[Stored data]
/---

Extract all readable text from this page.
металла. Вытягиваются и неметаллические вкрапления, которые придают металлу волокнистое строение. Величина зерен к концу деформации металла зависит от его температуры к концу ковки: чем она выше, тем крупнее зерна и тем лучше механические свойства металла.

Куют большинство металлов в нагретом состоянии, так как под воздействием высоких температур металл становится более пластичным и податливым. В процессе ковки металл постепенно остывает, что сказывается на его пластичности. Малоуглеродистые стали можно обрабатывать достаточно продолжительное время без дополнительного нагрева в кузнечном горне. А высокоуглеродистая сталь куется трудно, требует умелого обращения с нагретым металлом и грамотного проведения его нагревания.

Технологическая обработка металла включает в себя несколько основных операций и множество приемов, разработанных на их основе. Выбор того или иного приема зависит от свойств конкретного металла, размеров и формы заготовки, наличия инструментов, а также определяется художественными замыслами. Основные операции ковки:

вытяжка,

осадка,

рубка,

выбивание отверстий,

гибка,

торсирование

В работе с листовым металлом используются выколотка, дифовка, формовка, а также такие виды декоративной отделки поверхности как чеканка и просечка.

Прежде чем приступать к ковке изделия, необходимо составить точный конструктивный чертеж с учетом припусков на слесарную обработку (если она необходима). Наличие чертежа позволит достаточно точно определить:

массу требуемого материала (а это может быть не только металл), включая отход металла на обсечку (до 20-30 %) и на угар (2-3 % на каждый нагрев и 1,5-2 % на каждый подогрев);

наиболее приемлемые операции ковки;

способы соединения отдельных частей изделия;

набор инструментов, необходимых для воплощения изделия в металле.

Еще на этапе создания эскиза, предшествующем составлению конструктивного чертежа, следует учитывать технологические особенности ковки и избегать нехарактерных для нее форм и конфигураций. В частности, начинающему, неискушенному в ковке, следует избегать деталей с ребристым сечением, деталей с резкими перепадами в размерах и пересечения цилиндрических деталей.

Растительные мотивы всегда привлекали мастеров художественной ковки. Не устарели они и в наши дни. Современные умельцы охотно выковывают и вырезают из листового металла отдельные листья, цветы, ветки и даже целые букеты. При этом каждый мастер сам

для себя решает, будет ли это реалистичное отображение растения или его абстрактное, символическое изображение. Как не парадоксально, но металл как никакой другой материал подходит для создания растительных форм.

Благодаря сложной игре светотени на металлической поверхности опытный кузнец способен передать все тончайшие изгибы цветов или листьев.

\---

> _OBJECTIVE_:
Find how many lines in the material hold the word "каждый" and state that number alone.

> _RESULT_:
2